Goal of the exercise:
How many lines of the data contain the string "body", matching case? Reply with the number only.

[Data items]
***

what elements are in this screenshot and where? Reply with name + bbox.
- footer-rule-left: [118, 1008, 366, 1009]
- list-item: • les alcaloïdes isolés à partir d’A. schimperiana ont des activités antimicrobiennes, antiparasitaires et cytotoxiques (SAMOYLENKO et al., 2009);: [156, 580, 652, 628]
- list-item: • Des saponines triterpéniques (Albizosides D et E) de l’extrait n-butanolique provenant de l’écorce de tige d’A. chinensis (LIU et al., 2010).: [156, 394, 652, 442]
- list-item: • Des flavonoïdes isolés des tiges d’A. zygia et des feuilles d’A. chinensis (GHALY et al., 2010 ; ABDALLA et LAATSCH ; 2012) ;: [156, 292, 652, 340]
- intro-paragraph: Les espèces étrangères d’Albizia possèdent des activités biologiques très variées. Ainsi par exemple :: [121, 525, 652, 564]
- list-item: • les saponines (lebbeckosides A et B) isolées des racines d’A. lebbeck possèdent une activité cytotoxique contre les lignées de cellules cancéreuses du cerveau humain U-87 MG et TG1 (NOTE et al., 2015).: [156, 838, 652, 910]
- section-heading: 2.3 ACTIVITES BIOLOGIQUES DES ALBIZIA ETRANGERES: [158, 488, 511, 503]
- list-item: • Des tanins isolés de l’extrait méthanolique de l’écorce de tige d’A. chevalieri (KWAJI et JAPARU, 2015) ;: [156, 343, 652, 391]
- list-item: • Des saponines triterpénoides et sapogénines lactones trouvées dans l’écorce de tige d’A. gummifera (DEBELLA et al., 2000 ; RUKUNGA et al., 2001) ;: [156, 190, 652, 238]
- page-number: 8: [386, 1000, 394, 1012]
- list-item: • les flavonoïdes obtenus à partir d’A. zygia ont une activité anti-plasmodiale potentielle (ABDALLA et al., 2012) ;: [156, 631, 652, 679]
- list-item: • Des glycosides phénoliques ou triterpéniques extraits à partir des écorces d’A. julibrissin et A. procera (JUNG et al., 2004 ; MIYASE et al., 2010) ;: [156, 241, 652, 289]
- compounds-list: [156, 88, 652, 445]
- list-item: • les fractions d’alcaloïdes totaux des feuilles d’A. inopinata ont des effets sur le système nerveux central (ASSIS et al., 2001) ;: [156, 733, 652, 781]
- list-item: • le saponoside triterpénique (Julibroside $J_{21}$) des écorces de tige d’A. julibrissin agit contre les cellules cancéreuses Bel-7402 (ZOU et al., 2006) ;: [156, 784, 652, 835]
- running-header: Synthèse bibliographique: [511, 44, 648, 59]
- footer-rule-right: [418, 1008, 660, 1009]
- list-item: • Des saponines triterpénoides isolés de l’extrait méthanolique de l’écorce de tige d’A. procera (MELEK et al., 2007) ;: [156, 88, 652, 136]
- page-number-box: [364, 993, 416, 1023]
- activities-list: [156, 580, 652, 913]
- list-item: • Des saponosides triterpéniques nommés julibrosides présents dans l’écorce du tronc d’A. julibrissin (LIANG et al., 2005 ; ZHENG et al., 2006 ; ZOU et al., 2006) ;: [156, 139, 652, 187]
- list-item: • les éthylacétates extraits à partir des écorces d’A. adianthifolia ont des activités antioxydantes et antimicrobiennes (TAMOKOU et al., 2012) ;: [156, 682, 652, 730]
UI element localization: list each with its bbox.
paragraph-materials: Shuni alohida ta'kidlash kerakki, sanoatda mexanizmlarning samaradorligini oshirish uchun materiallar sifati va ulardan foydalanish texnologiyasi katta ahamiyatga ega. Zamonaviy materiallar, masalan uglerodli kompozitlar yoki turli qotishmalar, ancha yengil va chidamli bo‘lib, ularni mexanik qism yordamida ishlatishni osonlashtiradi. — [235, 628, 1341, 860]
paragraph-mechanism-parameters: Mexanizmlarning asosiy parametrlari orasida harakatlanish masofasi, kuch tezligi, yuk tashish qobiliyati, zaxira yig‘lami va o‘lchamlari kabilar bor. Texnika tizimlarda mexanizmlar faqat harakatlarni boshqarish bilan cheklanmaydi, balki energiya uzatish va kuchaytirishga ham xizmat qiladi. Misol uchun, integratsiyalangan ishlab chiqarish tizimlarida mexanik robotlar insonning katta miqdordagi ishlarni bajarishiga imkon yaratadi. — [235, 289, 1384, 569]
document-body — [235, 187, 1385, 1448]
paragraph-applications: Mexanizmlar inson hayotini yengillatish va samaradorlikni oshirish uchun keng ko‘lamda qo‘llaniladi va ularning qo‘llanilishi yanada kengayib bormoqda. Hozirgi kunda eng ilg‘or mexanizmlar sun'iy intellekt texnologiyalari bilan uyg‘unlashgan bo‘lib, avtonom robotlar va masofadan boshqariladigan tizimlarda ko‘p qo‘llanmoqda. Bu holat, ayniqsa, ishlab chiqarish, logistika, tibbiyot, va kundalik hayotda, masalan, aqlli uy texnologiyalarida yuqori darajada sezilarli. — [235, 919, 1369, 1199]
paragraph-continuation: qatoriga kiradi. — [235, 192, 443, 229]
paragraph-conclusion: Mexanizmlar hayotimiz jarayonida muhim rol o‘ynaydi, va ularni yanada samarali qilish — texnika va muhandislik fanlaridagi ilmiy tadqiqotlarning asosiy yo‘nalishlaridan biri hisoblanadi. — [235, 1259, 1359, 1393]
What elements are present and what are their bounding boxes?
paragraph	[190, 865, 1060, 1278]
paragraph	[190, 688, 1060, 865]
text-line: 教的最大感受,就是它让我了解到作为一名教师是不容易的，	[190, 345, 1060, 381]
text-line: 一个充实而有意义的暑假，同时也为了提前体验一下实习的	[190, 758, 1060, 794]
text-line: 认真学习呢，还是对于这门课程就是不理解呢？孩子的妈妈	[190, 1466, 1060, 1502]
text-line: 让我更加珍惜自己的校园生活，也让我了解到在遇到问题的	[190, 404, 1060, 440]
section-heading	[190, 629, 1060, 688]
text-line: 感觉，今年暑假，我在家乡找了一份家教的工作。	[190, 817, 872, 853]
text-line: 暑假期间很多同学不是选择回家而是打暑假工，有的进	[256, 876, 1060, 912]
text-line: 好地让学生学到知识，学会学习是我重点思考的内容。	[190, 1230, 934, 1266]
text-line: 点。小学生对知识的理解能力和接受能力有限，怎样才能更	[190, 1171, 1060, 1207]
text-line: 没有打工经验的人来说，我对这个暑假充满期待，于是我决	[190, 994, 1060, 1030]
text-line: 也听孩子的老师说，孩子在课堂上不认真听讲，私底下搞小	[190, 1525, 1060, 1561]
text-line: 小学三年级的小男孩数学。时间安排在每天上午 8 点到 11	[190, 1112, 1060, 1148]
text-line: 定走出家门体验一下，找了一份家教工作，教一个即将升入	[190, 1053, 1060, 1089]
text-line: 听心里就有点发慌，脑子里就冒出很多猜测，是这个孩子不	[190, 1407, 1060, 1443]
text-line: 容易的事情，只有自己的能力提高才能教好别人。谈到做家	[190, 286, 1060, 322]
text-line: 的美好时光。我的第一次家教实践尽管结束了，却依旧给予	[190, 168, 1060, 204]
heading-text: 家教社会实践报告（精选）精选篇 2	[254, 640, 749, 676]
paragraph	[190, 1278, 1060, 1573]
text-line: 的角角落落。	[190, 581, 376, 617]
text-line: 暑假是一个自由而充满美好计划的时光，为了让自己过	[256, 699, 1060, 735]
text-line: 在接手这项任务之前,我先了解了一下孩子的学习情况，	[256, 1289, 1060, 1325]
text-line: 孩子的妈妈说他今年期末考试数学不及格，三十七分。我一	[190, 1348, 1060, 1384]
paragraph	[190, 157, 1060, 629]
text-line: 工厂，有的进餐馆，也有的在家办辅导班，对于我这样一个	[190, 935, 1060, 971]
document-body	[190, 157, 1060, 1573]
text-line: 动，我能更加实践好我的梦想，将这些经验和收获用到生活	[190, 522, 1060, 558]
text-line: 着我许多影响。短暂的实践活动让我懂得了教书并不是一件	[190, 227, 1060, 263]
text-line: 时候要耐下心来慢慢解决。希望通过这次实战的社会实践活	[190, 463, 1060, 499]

***

Result of the task:
2